WRITTEN PROBLEM — Look through the data below and count each line where the word "September" appears. Reply with the count alone.

AVAILABLE DATA —
>>>>>
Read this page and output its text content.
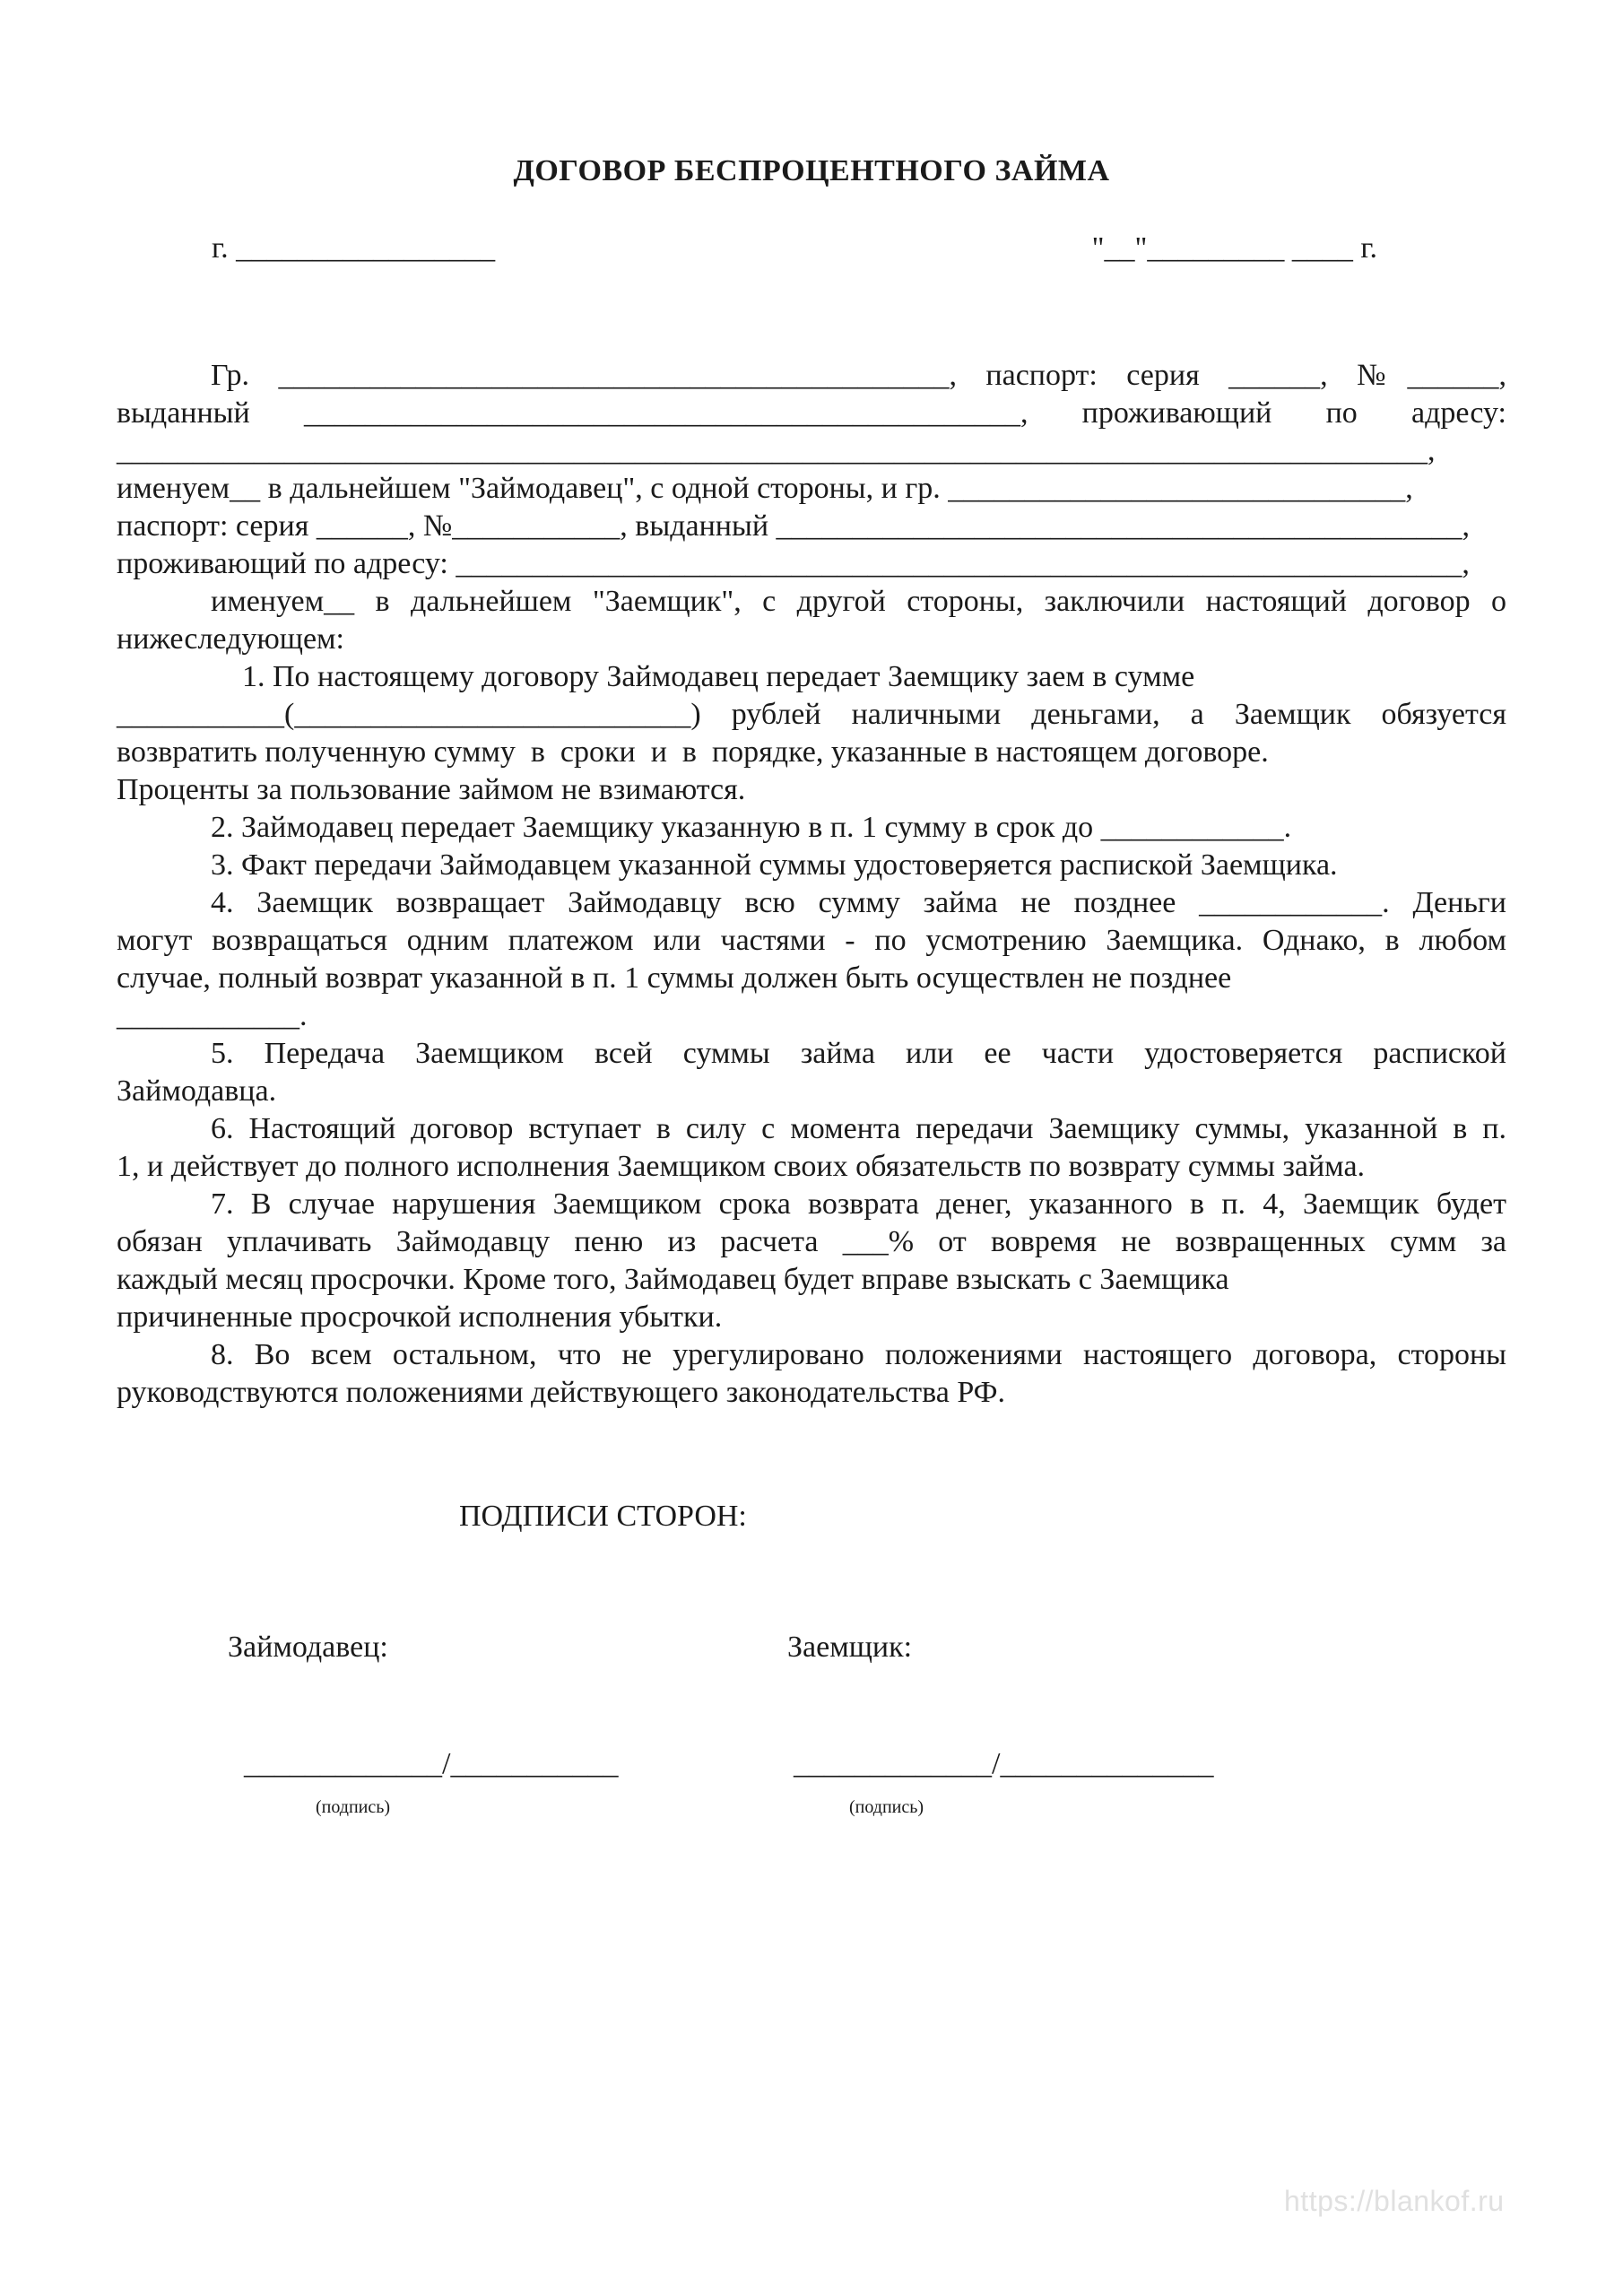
ДОГОВОР БЕСПРОЦЕНТНОГО ЗАЙМА
г. _________________	"__"_________ ____ г.
Гр. ____________________________________________, паспорт: серия ______, №______,
выданный _______________________________________________, проживающий по адресу:
______________________________________________________________________________________,
именуем__ в дальнейшем "Займодавец", с одной стороны, и гр. ______________________________,
паспорт: серия ______, №___________, выданный _____________________________________________,
проживающий по адресу: __________________________________________________________________,
именуем__ в дальнейшем "Заемщик", с другой стороны, заключили настоящий договор о
нижеследующем:
1. По настоящему договору Займодавец передает Заемщику заем в сумме
___________(__________________________) рублей наличными деньгами, а Заемщик обязуется
возвратить полученную сумму  в  сроки  и  в  порядке, указанные в настоящем договоре.
Проценты за пользование займом не взимаются.
2. Займодавец передает Заемщику указанную в п. 1 сумму в срок до ____________.
3. Факт передачи Займодавцем указанной суммы удостоверяется распиской Заемщика.
4. Заемщик возвращает Займодавцу всю сумму займа не позднее ____________. Деньги
могут возвращаться одним платежом или частями - по усмотрению Заемщика. Однако, в любом
случае, полный возврат указанной в п. 1 суммы должен быть осуществлен не позднее
____________.
5. Передача Заемщиком всей суммы займа или ее части удостоверяется распиской
Займодавца.
6. Настоящий договор вступает в силу с момента передачи Заемщику суммы, указанной в п.
1, и действует до полного исполнения Заемщиком своих обязательств по возврату суммы займа.
7. В случае нарушения Заемщиком срока возврата денег, указанного в п. 4, Заемщик будет
обязан уплачивать Займодавцу пеню из расчета ___% от вовремя не возвращенных сумм за
каждый месяц просрочки. Кроме того, Займодавец будет вправе взыскать с Заемщика
причиненные просрочкой исполнения убытки.
8. Во всем остальном, что не урегулировано положениями настоящего договора, стороны
руководствуются положениями действующего законодательства РФ.
ПОДПИСИ СТОРОН:
Займодавец:	Заемщик:
_____________/___________	_____________/______________
(подпись)	(подпись)
https://blankof.ru
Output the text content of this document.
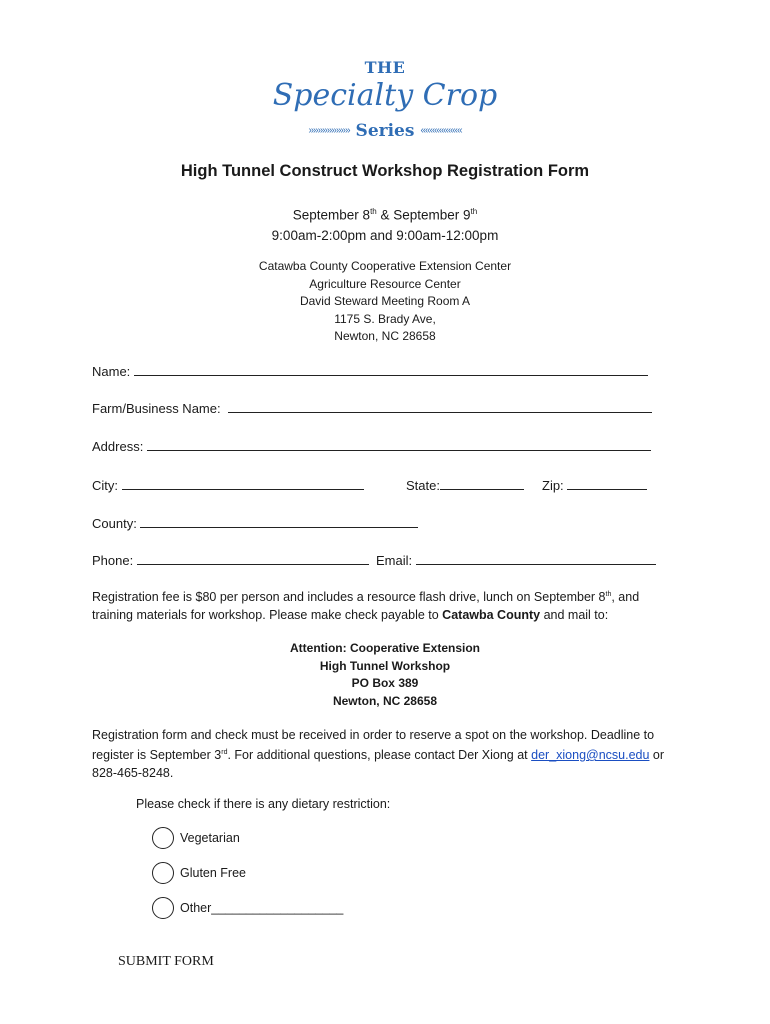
THE
Specialty Crop
»»»»»»»»» Series «««««««««
High Tunnel Construct Workshop Registration Form
September 8th & September 9th
9:00am-2:00pm and 9:00am-12:00pm
Catawba County Cooperative Extension Center
Agriculture Resource Center
David Steward Meeting Room A
1175 S. Brady Ave,
Newton, NC 28658
Name:
Farm/Business Name:
Address:
City:	State:	Zip:
County:
Phone:	Email:
Registration fee is $80 per person and includes a resource flash drive, lunch on September 8th, and training materials for workshop. Please make check payable to Catawba County and mail to:
Attention: Cooperative Extension
High Tunnel Workshop
PO Box 389
Newton, NC 28658
Registration form and check must be received in order to reserve a spot on the workshop. Deadline to register is September 3rd. For additional questions, please contact Der Xiong at der_xiong@ncsu.edu or 828-465-8248.
Please check if there is any dietary restriction:
Vegetarian
Gluten Free
Other___________________
SUBMIT FORM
<<<<<
IN RESPONSE — 3